## [Input for this task]
#####

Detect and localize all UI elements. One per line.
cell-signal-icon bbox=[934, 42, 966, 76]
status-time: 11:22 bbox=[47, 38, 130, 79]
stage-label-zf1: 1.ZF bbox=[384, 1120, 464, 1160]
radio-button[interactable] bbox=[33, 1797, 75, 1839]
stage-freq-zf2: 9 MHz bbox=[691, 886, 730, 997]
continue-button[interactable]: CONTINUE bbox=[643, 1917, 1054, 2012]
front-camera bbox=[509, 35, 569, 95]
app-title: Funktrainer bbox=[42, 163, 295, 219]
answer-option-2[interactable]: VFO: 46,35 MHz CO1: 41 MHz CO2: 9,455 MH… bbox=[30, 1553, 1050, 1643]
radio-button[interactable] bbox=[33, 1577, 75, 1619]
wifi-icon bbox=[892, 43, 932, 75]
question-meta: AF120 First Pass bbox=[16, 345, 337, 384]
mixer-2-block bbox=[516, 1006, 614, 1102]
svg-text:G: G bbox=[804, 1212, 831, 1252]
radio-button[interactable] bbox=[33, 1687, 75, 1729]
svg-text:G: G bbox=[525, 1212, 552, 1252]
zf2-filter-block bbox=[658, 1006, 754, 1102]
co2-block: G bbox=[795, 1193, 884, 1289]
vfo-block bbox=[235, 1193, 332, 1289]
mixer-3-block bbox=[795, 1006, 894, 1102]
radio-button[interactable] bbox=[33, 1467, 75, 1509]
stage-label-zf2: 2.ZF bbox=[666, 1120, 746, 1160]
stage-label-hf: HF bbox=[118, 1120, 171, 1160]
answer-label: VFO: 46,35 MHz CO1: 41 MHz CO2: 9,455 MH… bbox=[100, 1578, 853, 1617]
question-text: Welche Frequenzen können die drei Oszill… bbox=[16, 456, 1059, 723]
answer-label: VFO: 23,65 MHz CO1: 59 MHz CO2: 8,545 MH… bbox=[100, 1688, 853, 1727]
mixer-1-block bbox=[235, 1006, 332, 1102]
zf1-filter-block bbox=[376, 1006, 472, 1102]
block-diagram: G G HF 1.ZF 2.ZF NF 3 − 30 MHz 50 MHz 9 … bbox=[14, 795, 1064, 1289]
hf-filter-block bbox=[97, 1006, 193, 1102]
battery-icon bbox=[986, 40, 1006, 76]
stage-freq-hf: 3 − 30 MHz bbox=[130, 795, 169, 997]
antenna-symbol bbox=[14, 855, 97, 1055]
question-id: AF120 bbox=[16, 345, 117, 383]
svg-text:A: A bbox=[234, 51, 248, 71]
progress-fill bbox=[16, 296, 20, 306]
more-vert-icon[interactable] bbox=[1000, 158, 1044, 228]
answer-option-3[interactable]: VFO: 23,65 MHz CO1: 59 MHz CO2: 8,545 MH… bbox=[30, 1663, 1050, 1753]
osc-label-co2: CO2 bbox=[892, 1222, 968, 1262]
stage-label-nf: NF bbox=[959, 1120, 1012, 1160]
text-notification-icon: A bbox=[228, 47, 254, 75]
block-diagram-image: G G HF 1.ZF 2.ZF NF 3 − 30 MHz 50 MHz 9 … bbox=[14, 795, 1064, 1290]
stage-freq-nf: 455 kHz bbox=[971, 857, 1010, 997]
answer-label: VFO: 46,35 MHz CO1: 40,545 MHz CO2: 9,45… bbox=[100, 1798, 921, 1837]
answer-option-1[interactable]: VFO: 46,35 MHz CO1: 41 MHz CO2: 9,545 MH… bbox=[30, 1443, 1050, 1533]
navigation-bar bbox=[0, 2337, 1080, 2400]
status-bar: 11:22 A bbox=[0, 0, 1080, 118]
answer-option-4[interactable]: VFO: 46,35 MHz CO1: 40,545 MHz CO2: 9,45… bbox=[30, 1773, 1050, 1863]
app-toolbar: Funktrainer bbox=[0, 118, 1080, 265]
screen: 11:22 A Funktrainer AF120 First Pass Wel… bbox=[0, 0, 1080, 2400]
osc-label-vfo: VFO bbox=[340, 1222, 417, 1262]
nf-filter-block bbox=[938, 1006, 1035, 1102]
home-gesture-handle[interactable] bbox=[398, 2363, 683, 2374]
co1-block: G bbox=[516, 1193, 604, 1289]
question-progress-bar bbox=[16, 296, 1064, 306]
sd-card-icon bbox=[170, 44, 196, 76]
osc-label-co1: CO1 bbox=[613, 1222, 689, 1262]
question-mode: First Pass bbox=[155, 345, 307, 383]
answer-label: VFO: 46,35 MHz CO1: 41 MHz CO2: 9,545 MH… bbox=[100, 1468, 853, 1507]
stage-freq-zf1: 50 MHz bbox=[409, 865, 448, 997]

#####

## [The task]
Reproduce the material verbatim, from its first line through the line containing "answer-option-2[interactable]: VFO: 46,35", including that line.

## [Output for this exercise]
Detect and localize all UI elements. One per line.
cell-signal-icon bbox=[934, 42, 966, 76]
status-time: 11:22 bbox=[47, 38, 130, 79]
stage-label-zf1: 1.ZF bbox=[384, 1120, 464, 1160]
radio-button[interactable] bbox=[33, 1797, 75, 1839]
stage-freq-zf2: 9 MHz bbox=[691, 886, 730, 997]
continue-button[interactable]: CONTINUE bbox=[643, 1917, 1054, 2012]
front-camera bbox=[509, 35, 569, 95]
app-title: Funktrainer bbox=[42, 163, 295, 219]
answer-option-2[interactable]: VFO: 46,35 MHz CO1: 41 MHz CO2: 9,455 MH… bbox=[30, 1553, 1050, 1643]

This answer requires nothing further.